> [What to do]: All entries must be extracted exactly, with nothing added or dropped.
====== The input
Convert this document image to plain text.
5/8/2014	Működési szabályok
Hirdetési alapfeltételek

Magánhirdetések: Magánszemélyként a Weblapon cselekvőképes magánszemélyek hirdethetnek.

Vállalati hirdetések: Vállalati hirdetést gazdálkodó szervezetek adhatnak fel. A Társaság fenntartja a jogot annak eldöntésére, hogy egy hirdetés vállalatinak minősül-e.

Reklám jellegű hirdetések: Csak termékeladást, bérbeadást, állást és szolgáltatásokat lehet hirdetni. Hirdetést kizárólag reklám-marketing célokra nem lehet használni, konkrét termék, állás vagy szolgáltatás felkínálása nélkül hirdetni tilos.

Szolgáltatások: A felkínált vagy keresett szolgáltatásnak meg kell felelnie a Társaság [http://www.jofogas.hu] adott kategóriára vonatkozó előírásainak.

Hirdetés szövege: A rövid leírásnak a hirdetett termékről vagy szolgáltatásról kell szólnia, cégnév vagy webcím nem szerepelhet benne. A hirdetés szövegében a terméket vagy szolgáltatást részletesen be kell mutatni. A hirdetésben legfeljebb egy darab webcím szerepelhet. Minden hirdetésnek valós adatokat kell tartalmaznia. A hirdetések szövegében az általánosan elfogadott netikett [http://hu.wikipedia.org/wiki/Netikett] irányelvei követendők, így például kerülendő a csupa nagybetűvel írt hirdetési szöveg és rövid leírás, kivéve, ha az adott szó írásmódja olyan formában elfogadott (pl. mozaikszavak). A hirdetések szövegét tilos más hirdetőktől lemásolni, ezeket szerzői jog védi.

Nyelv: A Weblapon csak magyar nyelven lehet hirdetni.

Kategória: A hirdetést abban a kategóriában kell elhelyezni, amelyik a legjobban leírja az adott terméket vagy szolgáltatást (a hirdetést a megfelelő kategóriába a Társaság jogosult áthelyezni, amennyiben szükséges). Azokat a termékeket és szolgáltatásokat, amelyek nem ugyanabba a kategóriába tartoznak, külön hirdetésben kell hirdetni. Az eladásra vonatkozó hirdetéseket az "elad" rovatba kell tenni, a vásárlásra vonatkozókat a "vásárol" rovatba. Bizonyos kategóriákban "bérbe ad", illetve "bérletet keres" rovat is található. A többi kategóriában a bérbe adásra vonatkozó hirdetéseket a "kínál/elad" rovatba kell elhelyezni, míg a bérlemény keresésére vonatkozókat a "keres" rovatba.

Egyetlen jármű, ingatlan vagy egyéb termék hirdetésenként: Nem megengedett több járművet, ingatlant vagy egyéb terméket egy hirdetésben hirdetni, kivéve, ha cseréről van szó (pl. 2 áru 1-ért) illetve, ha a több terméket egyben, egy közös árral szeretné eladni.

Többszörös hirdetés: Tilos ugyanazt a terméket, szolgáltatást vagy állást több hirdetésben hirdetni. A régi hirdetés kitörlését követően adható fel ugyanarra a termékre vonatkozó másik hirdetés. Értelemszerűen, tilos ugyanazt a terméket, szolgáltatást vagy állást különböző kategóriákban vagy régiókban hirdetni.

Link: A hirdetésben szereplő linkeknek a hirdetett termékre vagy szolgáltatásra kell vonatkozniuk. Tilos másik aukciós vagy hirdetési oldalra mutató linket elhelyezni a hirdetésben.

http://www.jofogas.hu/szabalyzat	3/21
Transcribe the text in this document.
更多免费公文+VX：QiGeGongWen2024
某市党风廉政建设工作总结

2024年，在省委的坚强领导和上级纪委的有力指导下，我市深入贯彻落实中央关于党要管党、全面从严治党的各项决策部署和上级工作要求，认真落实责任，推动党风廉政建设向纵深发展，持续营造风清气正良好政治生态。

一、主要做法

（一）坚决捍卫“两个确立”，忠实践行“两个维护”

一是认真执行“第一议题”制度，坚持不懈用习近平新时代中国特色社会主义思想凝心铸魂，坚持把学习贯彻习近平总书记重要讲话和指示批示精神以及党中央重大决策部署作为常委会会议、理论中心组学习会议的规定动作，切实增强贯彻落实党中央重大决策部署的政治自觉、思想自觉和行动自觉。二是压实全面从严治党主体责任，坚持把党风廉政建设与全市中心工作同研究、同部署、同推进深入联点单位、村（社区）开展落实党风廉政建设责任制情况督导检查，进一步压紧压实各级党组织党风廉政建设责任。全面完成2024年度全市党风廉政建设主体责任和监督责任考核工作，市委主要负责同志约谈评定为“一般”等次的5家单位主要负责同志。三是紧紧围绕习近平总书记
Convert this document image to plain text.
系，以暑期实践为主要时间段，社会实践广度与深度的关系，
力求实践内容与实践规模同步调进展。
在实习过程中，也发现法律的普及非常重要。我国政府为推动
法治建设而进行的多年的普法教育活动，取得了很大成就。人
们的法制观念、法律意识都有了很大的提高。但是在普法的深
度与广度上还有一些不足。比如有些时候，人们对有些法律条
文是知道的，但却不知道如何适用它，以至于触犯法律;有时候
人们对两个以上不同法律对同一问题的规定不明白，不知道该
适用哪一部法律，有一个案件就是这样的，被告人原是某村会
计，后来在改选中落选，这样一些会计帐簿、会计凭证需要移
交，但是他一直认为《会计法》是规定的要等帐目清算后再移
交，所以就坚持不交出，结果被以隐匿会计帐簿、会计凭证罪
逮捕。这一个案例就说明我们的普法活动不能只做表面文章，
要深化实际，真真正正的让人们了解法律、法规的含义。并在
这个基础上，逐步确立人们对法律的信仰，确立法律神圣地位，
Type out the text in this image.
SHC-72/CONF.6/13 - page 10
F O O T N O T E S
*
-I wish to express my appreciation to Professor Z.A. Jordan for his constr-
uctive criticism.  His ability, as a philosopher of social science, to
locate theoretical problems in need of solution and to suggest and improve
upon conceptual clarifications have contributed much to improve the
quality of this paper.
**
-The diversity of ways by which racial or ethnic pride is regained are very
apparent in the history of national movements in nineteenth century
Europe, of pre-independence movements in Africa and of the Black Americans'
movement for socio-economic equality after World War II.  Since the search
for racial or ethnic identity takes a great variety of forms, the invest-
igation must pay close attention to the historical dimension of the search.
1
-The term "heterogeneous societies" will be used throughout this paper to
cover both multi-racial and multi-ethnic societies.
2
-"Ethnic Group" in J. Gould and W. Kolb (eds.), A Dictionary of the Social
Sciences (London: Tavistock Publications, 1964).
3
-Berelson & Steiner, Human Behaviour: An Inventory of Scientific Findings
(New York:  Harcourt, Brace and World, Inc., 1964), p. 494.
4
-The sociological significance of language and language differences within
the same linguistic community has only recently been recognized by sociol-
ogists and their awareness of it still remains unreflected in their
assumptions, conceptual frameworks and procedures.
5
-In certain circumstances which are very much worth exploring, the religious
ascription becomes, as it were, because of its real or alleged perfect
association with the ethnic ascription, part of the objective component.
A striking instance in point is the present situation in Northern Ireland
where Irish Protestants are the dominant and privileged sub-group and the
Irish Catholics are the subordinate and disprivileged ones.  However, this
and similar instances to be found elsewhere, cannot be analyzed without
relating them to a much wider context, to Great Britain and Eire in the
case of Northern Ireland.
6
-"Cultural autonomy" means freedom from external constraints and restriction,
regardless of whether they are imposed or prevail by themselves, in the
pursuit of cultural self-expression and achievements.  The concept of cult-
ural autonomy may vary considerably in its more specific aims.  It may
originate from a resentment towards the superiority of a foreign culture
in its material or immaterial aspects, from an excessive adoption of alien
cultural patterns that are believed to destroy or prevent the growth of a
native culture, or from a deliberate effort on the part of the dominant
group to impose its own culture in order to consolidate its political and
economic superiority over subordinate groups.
============
> [Output for this task]:
Convert this document image to plain text.
5/8/2014	Működési szabályok
Hirdetési alapfeltételek

Magánhirdetések: Magánszemélyként a Weblapon cselekvőképes magánszemélyek hirdethetnek.

Vállalati hirdetések: Vállalati hirdetést gazdálkodó szervezetek adhatnak fel. A Társaság fenntartja a jogot annak eldöntésére, hogy egy hirdetés vállalatinak minősül-e.

Reklám jellegű hirdetések: Csak termékeladást, bérbeadást, állást és szolgáltatásokat lehet hirdetni. Hirdetést kizárólag reklám-marketing célokra nem lehet használni, konkrét termék, állás vagy szolgáltatás felkínálása nélkül hirdetni tilos.

Szolgáltatások: A felkínált vagy keresett szolgáltatásnak meg kell felelnie a Társaság [http://www.jofogas.hu] adott kategóriára vonatkozó előírásainak.

Hirdetés szövege: A rövid leírásnak a hirdetett termékről vagy szolgáltatásról kell szólnia, cégnév vagy webcím nem szerepelhet benne. A hirdetés szövegében a terméket vagy szolgáltatást részletesen be kell mutatni. A hirdetésben legfeljebb egy darab webcím szerepelhet. Minden hirdetésnek valós adatokat kell tartalmaznia. A hirdetések szövegében az általánosan elfogadott netikett [http://hu.wikipedia.org/wiki/Netikett] irányelvei követendők, így például kerülendő a csupa nagybetűvel írt hirdetési szöveg és rövid leírás, kivéve, ha az adott szó írásmódja olyan formában elfogadott (pl. mozaikszavak). A hirdetések szövegét tilos más hirdetőktől lemásolni, ezeket szerzői jog védi.

Nyelv: A Weblapon csak magyar nyelven lehet hirdetni.

Kategória: A hirdetést abban a kategóriában kell elhelyezni, amelyik a legjobban leírja az adott terméket vagy szolgáltatást (a hirdetést a megfelelő kategóriába a Társaság jogosult áthelyezni, amennyiben szükséges). Azokat a termékeket és szolgáltatásokat, amelyek nem ugyanabba a kategóriába tartoznak, külön hirdetésben kell hirdetni. Az eladásra vonatkozó hirdetéseket az "elad" rovatba kell tenni, a vásárlásra vonatkozókat a "vásárol" rovatba. Bizonyos kategóriákban "bérbe ad", illetve "bérletet keres" rovat is található. A többi kategóriában a bérbe adásra vonatkozó hirdetéseket a "kínál/elad" rovatba kell elhelyezni, míg a bérlemény keresésére vonatkozókat a "keres" rovatba.

Egyetlen jármű, ingatlan vagy egyéb termék hirdetésenként: Nem megengedett több járművet, ingatlant vagy egyéb terméket egy hirdetésben hirdetni, kivéve, ha cseréről van szó (pl. 2 áru 1-ért) illetve, ha a több terméket egyben, egy közös árral szeretné eladni.

Többszörös hirdetés: Tilos ugyanazt a terméket, szolgáltatást vagy állást több hirdetésben hirdetni. A régi hirdetés kitörlését követően adható fel ugyanarra a termékre vonatkozó másik hirdetés. Értelemszerűen, tilos ugyanazt a terméket, szolgáltatást vagy állást különböző kategóriákban vagy régiókban hirdetni.

Link: A hirdetésben szereplő linkeknek a hirdetett termékre vagy szolgáltatásra kell vonatkozniuk. Tilos másik aukciós vagy hirdetési oldalra mutató linket elhelyezni a hirdetésben.

http://www.jofogas.hu/szabalyzat	3/21
Transcribe the text in this document.
更多免费公文+VX：QiGeGongWen2024
某市党风廉政建设工作总结

2024年，在省委的坚强领导和上级纪委的有力指导下，我市深入贯彻落实中央关于党要管党、全面从严治党的各项决策部署和上级工作要求，认真落实责任，推动党风廉政建设向纵深发展，持续营造风清气正良好政治生态。

一、主要做法

（一）坚决捍卫“两个确立”，忠实践行“两个维护”

一是认真执行“第一议题”制度，坚持不懈用习近平新时代中国特色社会主义思想凝心铸魂，坚持把学习贯彻习近平总书记重要讲话和指示批示精神以及党中央重大决策部署作为常委会会议、理论中心组学习会议的规定动作，切实增强贯彻落实党中央重大决策部署的政治自觉、思想自觉和行动自觉。二是压实全面从严治党主体责任，坚持把党风廉政建设与全市中心工作同研究、同部署、同推进深入联点单位、村（社区）开展落实党风廉政建设责任制情况督导检查，进一步压紧压实各级党组织党风廉政建设责任。全面完成2024年度全市党风廉政建设主体责任和监督责任考核工作，市委主要负责同志约谈评定为“一般”等次的5家单位主要负责同志。三是紧紧围绕习近平总书记
Convert this document image to plain text.
系，以暑期实践为主要时间段，社会实践广度与深度的关系，
力求实践内容与实践规模同步调进展。
在实习过程中，也发现法律的普及非常重要。我国政府为推动
法治建设而进行的多年的普法教育活动，取得了很大成就。人
们的法制观念、法律意识都有了很大的提高。但是在普法的深
度与广度上还有一些不足。比如有些时候，人们对有些法律条
文是知道的，但却不知道如何适用它，以至于触犯法律;有时候
人们对两个以上不同法律对同一问题的规定不明白，不知道该
适用哪一部法律，有一个案件就是这样的，被告人原是某村会
计，后来在改选中落选，这样一些会计帐簿、会计凭证需要移
交，但是他一直认为《会计法》是规定的要等帐目清算后再移
交，所以就坚持不交出，结果被以隐匿会计帐簿、会计凭证罪
逮捕。这一个案例就说明我们的普法活动不能只做表面文章，
要深化实际，真真正正的让人们了解法律、法规的含义。并在
这个基础上，逐步确立人们对法律的信仰，确立法律神圣地位，
Type out the text in this image.
SHC-72/CONF.6/13 - page 10
F O O T N O T E S
*
-I wish to express my appreciation to Professor Z.A. Jordan for his constr-
uctive criticism.  His ability, as a philosopher of social science, to
locate theoretical problems in need of solution and to suggest and improve
upon conceptual clarifications have contributed much to improve the
quality of this paper.
**
-The diversity of ways by which racial or ethnic pride is regained are very
apparent in the history of national movements in nineteenth century
Europe, of pre-independence movements in Africa and of the Black Americans'
movement for socio-economic equality after World War II.  Since the search
for racial or ethnic identity takes a great variety of forms, the invest-
igation must pay close attention to the historical dimension of the search.
1
-The term "heterogeneous societies" will be used throughout this paper to
cover both multi-racial and multi-ethnic societies.
2
-"Ethnic Group" in J. Gould and W. Kolb (eds.), A Dictionary of the Social
Sciences (London: Tavistock Publications, 1964).
3
-Berelson & Steiner, Human Behaviour: An Inventory of Scientific Findings
(New York:  Harcourt, Brace and World, Inc., 1964), p. 494.
4
-The sociological significance of language and language differences within
the same linguistic community has only recently been recognized by sociol-
ogists and their awareness of it still remains unreflected in their
assumptions, conceptual frameworks and procedures.
5
-In certain circumstances which are very much worth exploring, the religious
ascription becomes, as it were, because of its real or alleged perfect
association with the ethnic ascription, part of the objective component.
A striking instance in point is the present situation in Northern Ireland
where Irish Protestants are the dominant and privileged sub-group and the
Irish Catholics are the subordinate and disprivileged ones.  However, this
and similar instances to be found elsewhere, cannot be analyzed without
relating them to a much wider context, to Great Britain and Eire in the
case of Northern Ireland.
6
-"Cultural autonomy" means freedom from external constraints and restriction,
regardless of whether they are imposed or prevail by themselves, in the
pursuit of cultural self-expression and achievements.  The concept of cult-
ural autonomy may vary considerably in its more specific aims.  It may
originate from a resentment towards the superiority of a foreign culture
in its material or immaterial aspects, from an excessive adoption of alien
cultural patterns that are believed to destroy or prevent the growth of a
native culture, or from a deliberate effort on the part of the dominant
group to impose its own culture in order to consolidate its political and
economic superiority over subordinate groups.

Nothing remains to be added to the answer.